Could you output each line of the data that follows exactly?

::::

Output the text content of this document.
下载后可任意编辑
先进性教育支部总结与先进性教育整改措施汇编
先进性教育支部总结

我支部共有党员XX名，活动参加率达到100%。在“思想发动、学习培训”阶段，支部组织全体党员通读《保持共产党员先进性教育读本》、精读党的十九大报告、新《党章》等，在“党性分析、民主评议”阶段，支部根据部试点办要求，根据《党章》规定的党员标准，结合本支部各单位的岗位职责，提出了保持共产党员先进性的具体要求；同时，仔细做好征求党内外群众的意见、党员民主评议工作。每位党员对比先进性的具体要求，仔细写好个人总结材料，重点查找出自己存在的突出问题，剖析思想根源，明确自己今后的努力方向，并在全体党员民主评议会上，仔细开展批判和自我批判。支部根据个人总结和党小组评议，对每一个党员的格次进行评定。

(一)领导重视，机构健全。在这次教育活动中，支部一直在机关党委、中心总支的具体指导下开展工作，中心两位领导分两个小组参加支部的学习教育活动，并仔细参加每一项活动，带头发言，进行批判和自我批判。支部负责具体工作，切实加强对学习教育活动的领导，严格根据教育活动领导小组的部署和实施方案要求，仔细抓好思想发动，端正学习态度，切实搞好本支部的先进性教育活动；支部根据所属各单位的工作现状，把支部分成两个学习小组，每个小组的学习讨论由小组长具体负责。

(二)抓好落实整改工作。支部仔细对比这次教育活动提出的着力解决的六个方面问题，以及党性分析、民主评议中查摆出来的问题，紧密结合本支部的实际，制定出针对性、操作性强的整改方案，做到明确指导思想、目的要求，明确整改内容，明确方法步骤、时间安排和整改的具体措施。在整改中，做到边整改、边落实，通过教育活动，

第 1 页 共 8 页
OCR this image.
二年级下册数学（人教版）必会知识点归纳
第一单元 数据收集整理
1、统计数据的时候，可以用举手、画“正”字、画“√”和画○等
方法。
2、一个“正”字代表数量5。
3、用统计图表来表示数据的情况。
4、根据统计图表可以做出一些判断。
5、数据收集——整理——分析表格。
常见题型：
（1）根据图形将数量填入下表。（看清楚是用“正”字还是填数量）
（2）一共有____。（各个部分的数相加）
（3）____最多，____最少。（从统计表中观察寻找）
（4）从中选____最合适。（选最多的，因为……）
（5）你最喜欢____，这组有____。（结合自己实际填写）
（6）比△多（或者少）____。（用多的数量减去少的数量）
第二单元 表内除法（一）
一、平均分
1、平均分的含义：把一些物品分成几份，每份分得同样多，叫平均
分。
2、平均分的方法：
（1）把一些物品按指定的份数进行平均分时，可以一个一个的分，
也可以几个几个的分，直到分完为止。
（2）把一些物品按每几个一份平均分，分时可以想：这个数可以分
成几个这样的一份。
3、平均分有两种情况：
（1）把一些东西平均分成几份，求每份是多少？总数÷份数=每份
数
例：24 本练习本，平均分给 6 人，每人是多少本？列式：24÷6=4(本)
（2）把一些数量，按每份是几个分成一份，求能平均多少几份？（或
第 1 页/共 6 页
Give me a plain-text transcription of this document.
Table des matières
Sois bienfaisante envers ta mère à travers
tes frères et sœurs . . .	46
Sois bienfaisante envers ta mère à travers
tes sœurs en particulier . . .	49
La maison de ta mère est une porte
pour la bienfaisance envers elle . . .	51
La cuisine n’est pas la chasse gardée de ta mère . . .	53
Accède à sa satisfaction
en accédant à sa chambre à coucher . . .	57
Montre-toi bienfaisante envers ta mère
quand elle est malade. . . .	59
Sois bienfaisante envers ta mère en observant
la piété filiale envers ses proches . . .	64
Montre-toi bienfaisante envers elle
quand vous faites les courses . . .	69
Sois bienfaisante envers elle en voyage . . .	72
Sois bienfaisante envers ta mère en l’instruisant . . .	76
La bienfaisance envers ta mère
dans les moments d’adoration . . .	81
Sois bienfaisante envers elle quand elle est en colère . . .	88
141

::::

> Answer to this task
Output the text content of this document.
下载后可任意编辑
先进性教育支部总结与先进性教育整改措施汇编
先进性教育支部总结

我支部共有党员XX名，活动参加率达到100%。在“思想发动、学习培训”阶段，支部组织全体党员通读《保持共产党员先进性教育读本》、精读党的十九大报告、新《党章》等，在“党性分析、民主评议”阶段，支部根据部试点办要求，根据《党章》规定的党员标准，结合本支部各单位的岗位职责，提出了保持共产党员先进性的具体要求；同时，仔细做好征求党内外群众的意见、党员民主评议工作。每位党员对比先进性的具体要求，仔细写好个人总结材料，重点查找出自己存在的突出问题，剖析思想根源，明确自己今后的努力方向，并在全体党员民主评议会上，仔细开展批判和自我批判。支部根据个人总结和党小组评议，对每一个党员的格次进行评定。

(一)领导重视，机构健全。在这次教育活动中，支部一直在机关党委、中心总支的具体指导下开展工作，中心两位领导分两个小组参加支部的学习教育活动，并仔细参加每一项活动，带头发言，进行批判和自我批判。支部负责具体工作，切实加强对学习教育活动的领导，严格根据教育活动领导小组的部署和实施方案要求，仔细抓好思想发动，端正学习态度，切实搞好本支部的先进性教育活动；支部根据所属各单位的工作现状，把支部分成两个学习小组，每个小组的学习讨论由小组长具体负责。

(二)抓好落实整改工作。支部仔细对比这次教育活动提出的着力解决的六个方面问题，以及党性分析、民主评议中查摆出来的问题，紧密结合本支部的实际，制定出针对性、操作性强的整改方案，做到明确指导思想、目的要求，明确整改内容，明确方法步骤、时间安排和整改的具体措施。在整改中，做到边整改、边落实，通过教育活动，

第 1 页 共 8 页
OCR this image.
二年级下册数学（人教版）必会知识点归纳
第一单元 数据收集整理
1、统计数据的时候，可以用举手、画“正”字、画“√”和画○等
方法。
2、一个“正”字代表数量5。
3、用统计图表来表示数据的情况。
4、根据统计图表可以做出一些判断。
5、数据收集——整理——分析表格。
常见题型：
（1）根据图形将数量填入下表。（看清楚是用“正”字还是填数量）
（2）一共有____。（各个部分的数相加）
（3）____最多，____最少。（从统计表中观察寻找）
（4）从中选____最合适。（选最多的，因为……）
（5）你最喜欢____，这组有____。（结合自己实际填写）
（6）比△多（或者少）____。（用多的数量减去少的数量）
第二单元 表内除法（一）
一、平均分
1、平均分的含义：把一些物品分成几份，每份分得同样多，叫平均
分。
2、平均分的方法：
（1）把一些物品按指定的份数进行平均分时，可以一个一个的分，
也可以几个几个的分，直到分完为止。
（2）把一些物品按每几个一份平均分，分时可以想：这个数可以分
成几个这样的一份。
3、平均分有两种情况：
（1）把一些东西平均分成几份，求每份是多少？总数÷份数=每份
数
例：24 本练习本，平均分给 6 人，每人是多少本？列式：24÷6=4(本)
（2）把一些数量，按每份是几个分成一份，求能平均多少几份？（或
第 1 页/共 6 页
Give me a plain-text transcription of this document.
Table des matières
Sois bienfaisante envers ta mère à travers
tes frères et sœurs . . .	46
Sois bienfaisante envers ta mère à travers
tes sœurs en particulier . . .	49
La maison de ta mère est une porte
pour la bienfaisance envers elle . . .	51
La cuisine n’est pas la chasse gardée de ta mère . . .	53
Accède à sa satisfaction
en accédant à sa chambre à coucher . . .	57
Montre-toi bienfaisante envers ta mère
quand elle est malade. . . .	59
Sois bienfaisante envers ta mère en observant
la piété filiale envers ses proches . . .	64
Montre-toi bienfaisante envers elle
quand vous faites les courses . . .	69
Sois bienfaisante envers elle en voyage . . .	72
Sois bienfaisante envers ta mère en l’instruisant . . .	76
La bienfaisance envers ta mère
dans les moments d’adoration . . .	81
Sois bienfaisante envers elle quand elle est en colère . . .	88
141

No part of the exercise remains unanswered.